» **DATASET ENTRIES**
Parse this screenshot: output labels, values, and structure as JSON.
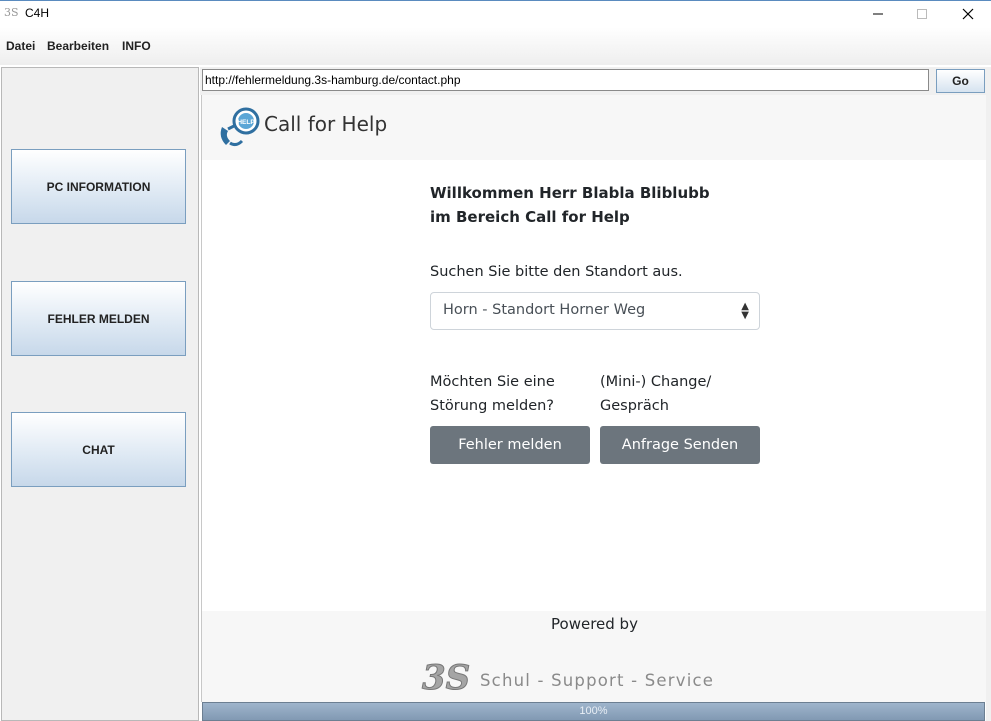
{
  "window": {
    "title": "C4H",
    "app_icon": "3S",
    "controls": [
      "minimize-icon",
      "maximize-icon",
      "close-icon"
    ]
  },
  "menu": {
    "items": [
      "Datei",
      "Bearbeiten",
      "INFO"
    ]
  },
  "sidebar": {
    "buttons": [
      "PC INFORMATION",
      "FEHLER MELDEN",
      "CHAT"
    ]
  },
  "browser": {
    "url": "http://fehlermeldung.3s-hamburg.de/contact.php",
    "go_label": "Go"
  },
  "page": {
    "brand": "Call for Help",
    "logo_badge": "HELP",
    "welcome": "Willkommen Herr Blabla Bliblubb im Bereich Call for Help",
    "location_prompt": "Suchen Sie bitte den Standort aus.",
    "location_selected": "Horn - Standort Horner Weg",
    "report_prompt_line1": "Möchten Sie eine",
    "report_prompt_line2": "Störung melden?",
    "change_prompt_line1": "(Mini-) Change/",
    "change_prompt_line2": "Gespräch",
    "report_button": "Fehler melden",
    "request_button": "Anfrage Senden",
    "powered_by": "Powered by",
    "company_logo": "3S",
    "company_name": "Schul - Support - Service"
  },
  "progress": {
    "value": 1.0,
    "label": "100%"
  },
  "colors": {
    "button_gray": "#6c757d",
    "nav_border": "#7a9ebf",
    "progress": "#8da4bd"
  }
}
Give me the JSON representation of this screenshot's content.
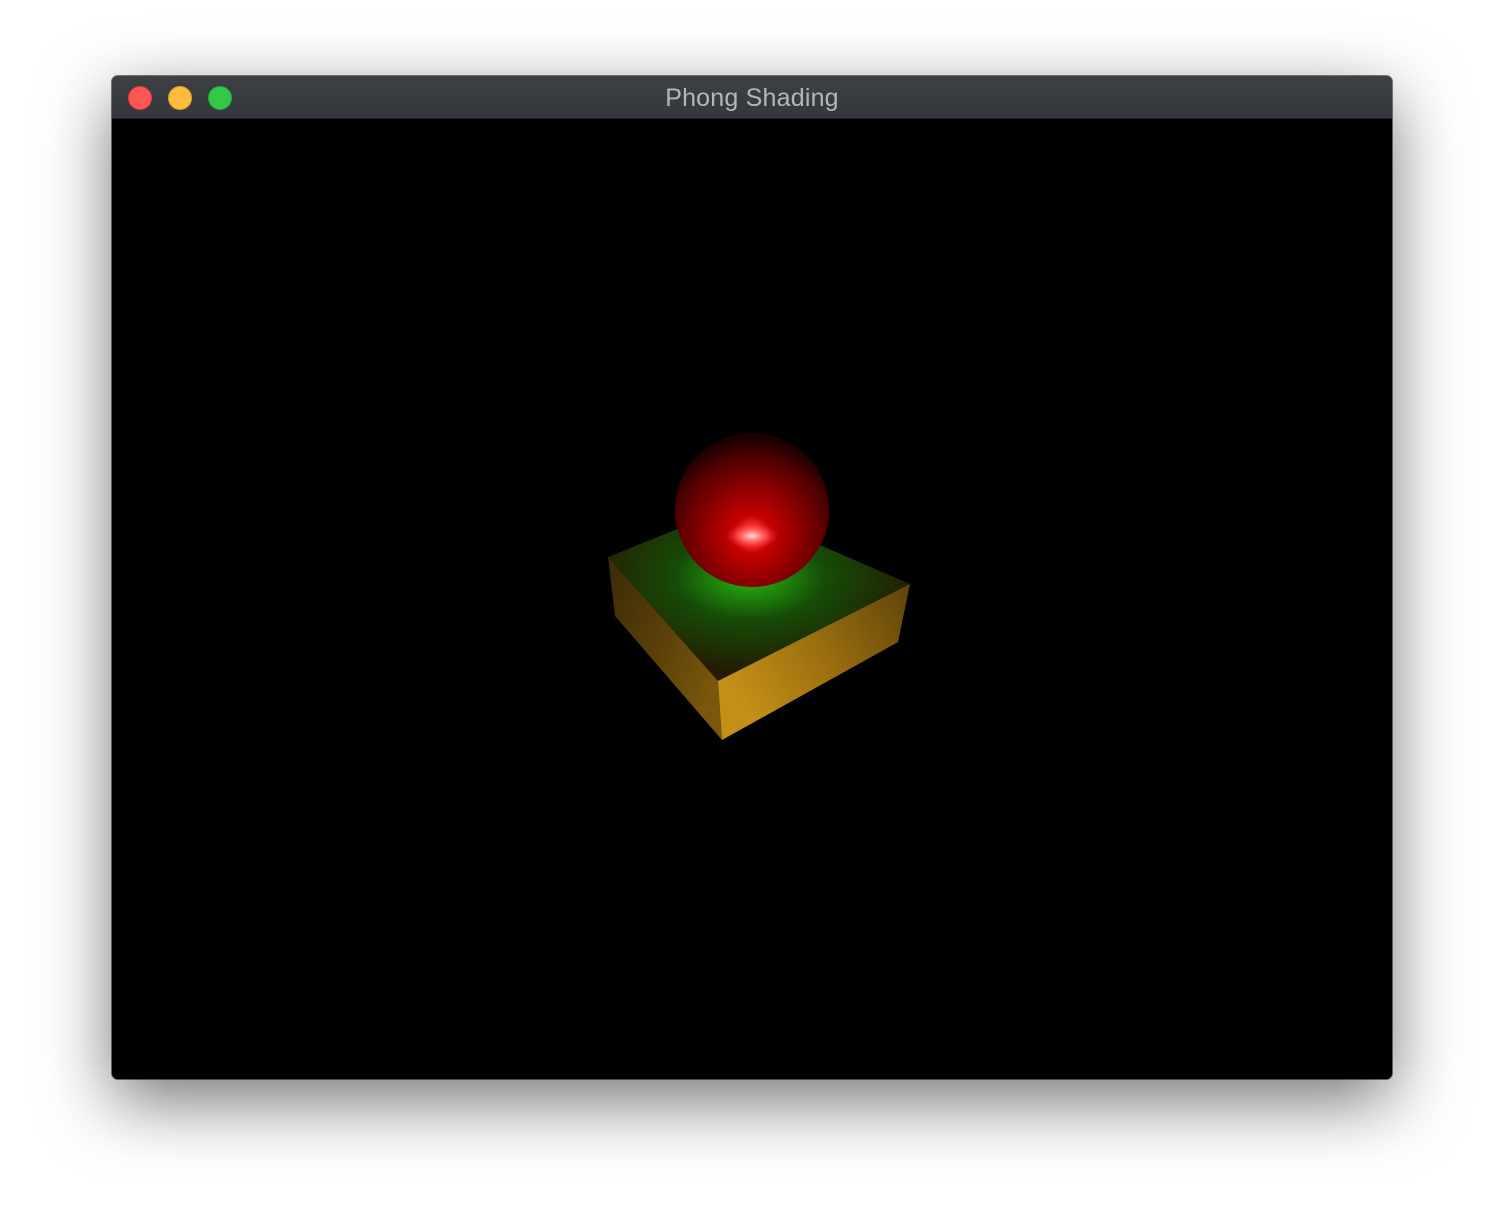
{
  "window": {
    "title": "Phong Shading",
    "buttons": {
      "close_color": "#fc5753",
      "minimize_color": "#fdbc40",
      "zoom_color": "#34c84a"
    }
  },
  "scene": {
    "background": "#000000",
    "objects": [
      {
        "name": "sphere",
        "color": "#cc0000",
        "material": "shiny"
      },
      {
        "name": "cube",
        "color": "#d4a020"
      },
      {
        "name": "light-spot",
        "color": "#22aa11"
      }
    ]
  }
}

» **EXERCISE OBJECTIVE**
Transcribe the full listing above exactly, with the images removed.

» **OUTPUT BELOW**
Parse this screenshot: output labels, values, and structure as JSON.
{
  "window": {
    "title": "C4H",
    "app_icon": "3S",
    "controls": [
      "minimize-icon",
      "maximize-icon",
      "close-icon"
    ]
  },
  "menu": {
    "items": [
      "Datei",
      "Bearbeiten",
      "INFO"
    ]
  },
  "sidebar": {
    "buttons": [
      "PC INFORMATION",
      "FEHLER MELDEN",
      "CHAT"
    ]
  },
  "browser": {
    "url": "http://fehlermeldung.3s-hamburg.de/contact.php",
    "go_label": "Go"
  },
  "page": {
    "brand": "Call for Help",
    "logo_badge": "HELP",
    "welcome": "Willkommen Herr Blabla Bliblubb im Bereich Call for Help",
    "location_prompt": "Suchen Sie bitte den Standort aus.",
    "location_selected": "Horn - Standort Horner Weg",
    "report_prompt_line1": "Möchten Sie eine",
    "report_prompt_line2": "Störung melden?",
    "change_prompt_line1": "(Mini-) Change/",
    "change_prompt_line2": "Gespräch",
    "report_button": "Fehler melden",
    "request_button": "Anfrage Senden",
    "powered_by": "Powered by",
    "company_logo": "3S",
    "company_name": "Schul - Support - Service"
  },
  "progress": {
    "value": 1.0,
    "label": "100%"
  },
  "colors": {
    "button_gray": "#6c757d",
    "nav_border": "#7a9ebf",
    "progress": "#8da4bd"
  }
}
Give me the JSON representation of this screenshot's content.
{
  "window": {
    "title": "Phong Shading",
    "buttons": {
      "close_color": "#fc5753",
      "minimize_color": "#fdbc40",
      "zoom_color": "#34c84a"
    }
  },
  "scene": {
    "background": "#000000",
    "objects": [
      {
        "name": "sphere",
        "color": "#cc0000",
        "material": "shiny"
      },
      {
        "name": "cube",
        "color": "#d4a020"
      },
      {
        "name": "light-spot",
        "color": "#22aa11"
      }
    ]
  }
}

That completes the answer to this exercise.